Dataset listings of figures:
## begin
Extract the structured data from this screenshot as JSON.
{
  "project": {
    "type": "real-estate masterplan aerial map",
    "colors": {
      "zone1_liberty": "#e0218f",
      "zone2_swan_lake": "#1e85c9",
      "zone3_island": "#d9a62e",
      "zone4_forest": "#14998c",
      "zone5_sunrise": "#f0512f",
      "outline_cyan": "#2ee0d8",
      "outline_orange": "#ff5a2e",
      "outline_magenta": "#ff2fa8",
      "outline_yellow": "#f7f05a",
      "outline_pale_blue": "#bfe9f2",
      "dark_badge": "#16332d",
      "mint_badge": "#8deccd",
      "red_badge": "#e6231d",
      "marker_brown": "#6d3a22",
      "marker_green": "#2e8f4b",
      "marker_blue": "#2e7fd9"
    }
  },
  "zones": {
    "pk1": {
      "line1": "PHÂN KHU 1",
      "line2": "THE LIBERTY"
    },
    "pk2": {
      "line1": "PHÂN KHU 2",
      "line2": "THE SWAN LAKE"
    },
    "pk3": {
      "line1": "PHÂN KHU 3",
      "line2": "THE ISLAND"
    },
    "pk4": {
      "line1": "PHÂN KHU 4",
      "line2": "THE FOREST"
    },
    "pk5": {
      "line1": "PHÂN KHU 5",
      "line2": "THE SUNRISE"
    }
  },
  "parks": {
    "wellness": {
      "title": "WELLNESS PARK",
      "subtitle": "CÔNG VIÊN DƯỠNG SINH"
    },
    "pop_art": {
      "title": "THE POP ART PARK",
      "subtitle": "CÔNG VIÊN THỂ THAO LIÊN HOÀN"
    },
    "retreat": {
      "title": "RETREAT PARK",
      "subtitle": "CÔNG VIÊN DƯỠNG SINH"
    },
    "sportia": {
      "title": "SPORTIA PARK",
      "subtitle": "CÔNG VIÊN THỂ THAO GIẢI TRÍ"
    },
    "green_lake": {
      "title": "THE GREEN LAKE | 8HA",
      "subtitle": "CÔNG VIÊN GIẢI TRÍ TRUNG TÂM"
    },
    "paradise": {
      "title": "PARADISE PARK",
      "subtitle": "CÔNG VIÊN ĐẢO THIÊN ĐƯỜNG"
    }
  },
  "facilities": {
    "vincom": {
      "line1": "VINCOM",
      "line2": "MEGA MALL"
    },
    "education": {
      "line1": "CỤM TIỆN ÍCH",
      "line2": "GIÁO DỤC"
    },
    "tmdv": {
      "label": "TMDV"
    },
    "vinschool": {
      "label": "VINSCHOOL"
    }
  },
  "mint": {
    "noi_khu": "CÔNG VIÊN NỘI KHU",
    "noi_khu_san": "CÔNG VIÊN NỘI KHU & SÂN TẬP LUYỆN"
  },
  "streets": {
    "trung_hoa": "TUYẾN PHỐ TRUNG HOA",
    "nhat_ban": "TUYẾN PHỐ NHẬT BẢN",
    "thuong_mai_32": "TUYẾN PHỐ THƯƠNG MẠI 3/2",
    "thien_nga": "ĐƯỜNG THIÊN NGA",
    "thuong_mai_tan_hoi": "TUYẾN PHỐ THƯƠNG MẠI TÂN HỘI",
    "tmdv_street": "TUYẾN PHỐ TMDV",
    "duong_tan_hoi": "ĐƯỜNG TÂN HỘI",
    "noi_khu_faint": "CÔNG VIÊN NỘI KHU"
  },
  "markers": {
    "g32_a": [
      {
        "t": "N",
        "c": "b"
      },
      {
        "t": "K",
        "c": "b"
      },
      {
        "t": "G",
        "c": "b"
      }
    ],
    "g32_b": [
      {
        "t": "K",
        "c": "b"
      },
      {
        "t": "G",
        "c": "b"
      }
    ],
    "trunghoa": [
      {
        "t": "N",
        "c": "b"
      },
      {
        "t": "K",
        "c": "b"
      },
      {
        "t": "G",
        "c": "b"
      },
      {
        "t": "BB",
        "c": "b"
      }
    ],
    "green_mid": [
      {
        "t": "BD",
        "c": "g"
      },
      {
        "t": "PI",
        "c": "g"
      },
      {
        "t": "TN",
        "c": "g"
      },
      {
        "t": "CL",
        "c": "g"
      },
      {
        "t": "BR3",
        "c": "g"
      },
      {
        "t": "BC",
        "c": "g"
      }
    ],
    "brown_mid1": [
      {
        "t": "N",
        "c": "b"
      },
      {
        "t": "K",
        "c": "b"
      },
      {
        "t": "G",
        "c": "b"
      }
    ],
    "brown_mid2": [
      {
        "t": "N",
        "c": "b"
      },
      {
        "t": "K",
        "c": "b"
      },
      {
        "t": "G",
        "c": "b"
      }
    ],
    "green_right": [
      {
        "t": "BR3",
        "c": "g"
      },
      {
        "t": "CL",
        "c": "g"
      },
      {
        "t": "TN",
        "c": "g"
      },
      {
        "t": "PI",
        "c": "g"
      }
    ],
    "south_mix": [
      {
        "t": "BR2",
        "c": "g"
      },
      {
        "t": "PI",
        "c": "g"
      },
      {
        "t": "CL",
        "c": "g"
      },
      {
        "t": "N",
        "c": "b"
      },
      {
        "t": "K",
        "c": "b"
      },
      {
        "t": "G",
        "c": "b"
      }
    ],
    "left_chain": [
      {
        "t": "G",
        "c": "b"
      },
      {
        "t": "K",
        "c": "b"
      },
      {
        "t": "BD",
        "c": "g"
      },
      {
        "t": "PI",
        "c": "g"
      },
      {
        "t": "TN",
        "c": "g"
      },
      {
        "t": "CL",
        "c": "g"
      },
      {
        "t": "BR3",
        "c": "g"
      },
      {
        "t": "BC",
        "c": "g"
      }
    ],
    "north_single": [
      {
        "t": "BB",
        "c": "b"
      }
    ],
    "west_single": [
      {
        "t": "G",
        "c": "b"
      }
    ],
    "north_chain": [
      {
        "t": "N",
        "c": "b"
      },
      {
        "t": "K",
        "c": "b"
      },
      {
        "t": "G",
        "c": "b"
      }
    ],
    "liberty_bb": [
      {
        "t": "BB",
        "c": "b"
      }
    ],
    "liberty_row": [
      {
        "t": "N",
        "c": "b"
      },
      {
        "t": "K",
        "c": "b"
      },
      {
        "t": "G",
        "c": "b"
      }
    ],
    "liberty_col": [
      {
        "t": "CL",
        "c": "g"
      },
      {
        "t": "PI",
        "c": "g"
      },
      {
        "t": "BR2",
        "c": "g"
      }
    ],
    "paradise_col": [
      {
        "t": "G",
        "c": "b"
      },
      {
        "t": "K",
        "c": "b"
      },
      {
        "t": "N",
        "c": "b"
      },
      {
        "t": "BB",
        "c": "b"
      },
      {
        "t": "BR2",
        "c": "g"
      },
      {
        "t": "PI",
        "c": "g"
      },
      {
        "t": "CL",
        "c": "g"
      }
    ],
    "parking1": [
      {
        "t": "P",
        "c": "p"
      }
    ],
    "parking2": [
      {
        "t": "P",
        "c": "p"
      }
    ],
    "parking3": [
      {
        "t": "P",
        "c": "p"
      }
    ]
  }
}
## end
Identify the lines above that contain the word "THƯƠNG", then copy them.

Task solution:
    "thuong_mai_32": "TUYẾN PHỐ THƯƠNG MẠI 3/2",
    "thuong_mai_tan_hoi": "TUYẾN PHỐ THƯƠNG MẠI TÂN HỘI",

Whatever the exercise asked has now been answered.